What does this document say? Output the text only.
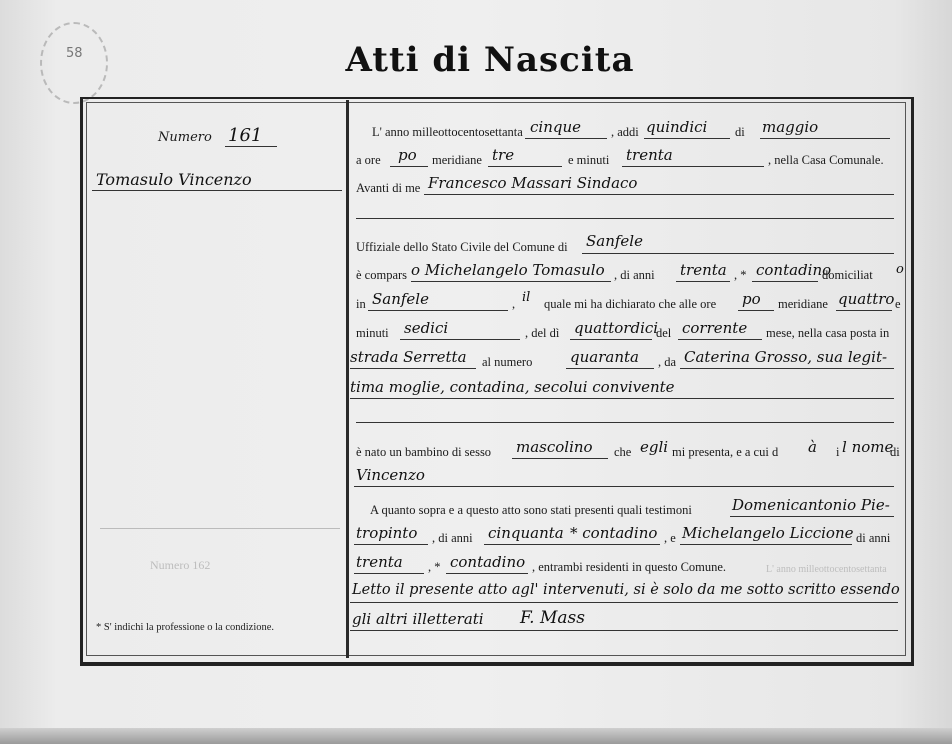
58	Atti di Nascita
Numero 161
Tomasulo Vincenzo
Numero 162
* S' indichi la professione o la condizione.
L' anno milleottocentosettanta cinque , addi quindici di maggio
a ore po meridiane tre	e minuti trenta	, nella Casa Comunale.
Avanti di me Francesco Massari Sindaco
Uffiziale dello Stato Civile del Comune di Sanfele
è compars o Michelangelo Tomasulo , di anni trenta , * contadino
domiciliat o
in Sanfele	, il quale mi ha dichiarato che alle ore po meridiane quattro e
minuti sedici	, del dì quattordici
del corrente mese, nella casa posta in
strada Serretta al numero	quaranta , da Caterina Grosso, sua legit-
tima moglie, contadina, secolui convivente
è nato un bambino di sesso mascolino che egli mi presenta, e a cui d à i l nome
di
Vincenzo
A quanto sopra e a questo atto sono stati presenti quali testimoni	Domenicantonio Pie-
tropinto , di anni cinquanta * contadino , e Michelangelo Liccione di anni
trenta , * contadino , entrambi residenti in questo Comune.	L' anno milleottocentosettanta
Letto il presente atto agl' intervenuti, si è solo da me sotto scritto essendo
gli altri illetterati F. Mass
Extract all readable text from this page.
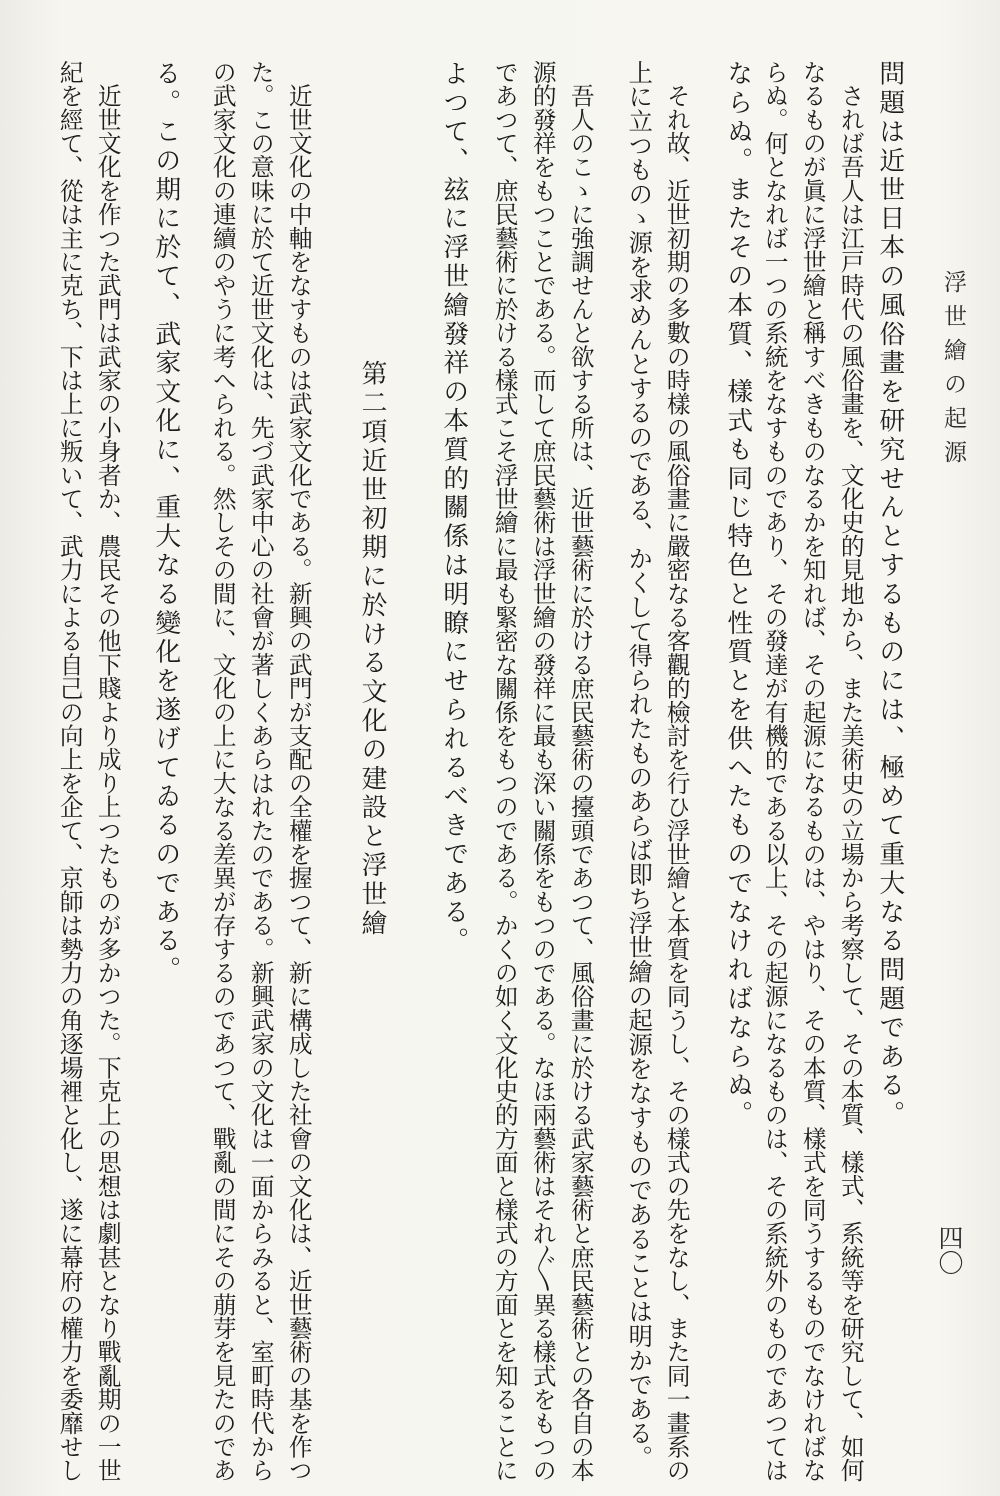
浮世繪の起源
四〇
問題は近世日本の風俗畫を研究せんとするものには、極めて重大なる問題である。
　されば吾人は江戸時代の風俗畫を、文化史的見地から、また美術史の立場から考察して、その本質、樣式、系統等を研究して、如何
なるものが眞に浮世繪と稱すべきものなるかを知れば、その起源になるものは、やはり、その本質、樣式を同うするものでなければな
らぬ。何となれば一つの系統をなすものであり、その發達が有機的である以上、その起源になるものは、その系統外のものであつては
ならぬ。またその本質、樣式も同じ特色と性質とを供へたものでなければならぬ。
　それ故、近世初期の多數の時樣の風俗畫に嚴密なる客觀的檢討を行ひ浮世繪と本質を同うし、その樣式の先をなし、また同一畫系の
上に立つものゝ源を求めんとするのである、かくして得られたものあらば即ち浮世繪の起源をなすものであることは明かである。
　吾人のこゝに強調せんと欲する所は、近世藝術に於ける庶民藝術の擡頭であつて、風俗畫に於ける武家藝術と庶民藝術との各自の本
源的發祥をもつことである。而して庶民藝術は浮世繪の發祥に最も深い關係をもつのである。なほ兩藝術はそれ〴〵異る樣式をもつの
であつて、庶民藝術に於ける樣式こそ浮世繪に最も緊密な關係をもつのである。かくの如く文化史的方面と樣式の方面とを知ることに
よつて、玆に浮世繪發祥の本質的關係は明瞭にせられるべきである。
第二項近世初期に於ける文化の建設と浮世繪
　近世文化の中軸をなすものは武家文化である。新興の武門が支配の全權を握つて、新に構成した社會の文化は、近世藝術の基を作つ
た。この意味に於て近世文化は、先づ武家中心の社會が著しくあらはれたのである。新興武家の文化は一面からみると、室町時代から
の武家文化の連續のやうに考へられる。然しその間に、文化の上に大なる差異が存するのであつて、戰亂の間にその萠芽を見たのであ
る。この期に於て、武家文化に、重大なる變化を遂げてゐるのである。
　近世文化を作つた武門は武家の小身者か、農民その他下賤より成り上つたものが多かつた。下克上の思想は劇甚となり戰亂期の一世
紀を經て、從は主に克ち、下は上に叛いて、武力による自己の向上を企て、京師は勢力の角逐場裡と化し、遂に幕府の權力を委靡せし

━━━━━━━━━━━━━━━━━━━━

> [TASK] Show all lines from the records above where the word "その起源になるものは" occurs.

> [EXERCISE ANSWER]
なるものが眞に浮世繪と稱すべきものなるかを知れば、その起源になるものは、やはり、その本質、樣式を同うするものでなければな
らぬ。何となれば一つの系統をなすものであり、その發達が有機的である以上、その起源になるものは、その系統外のものであつては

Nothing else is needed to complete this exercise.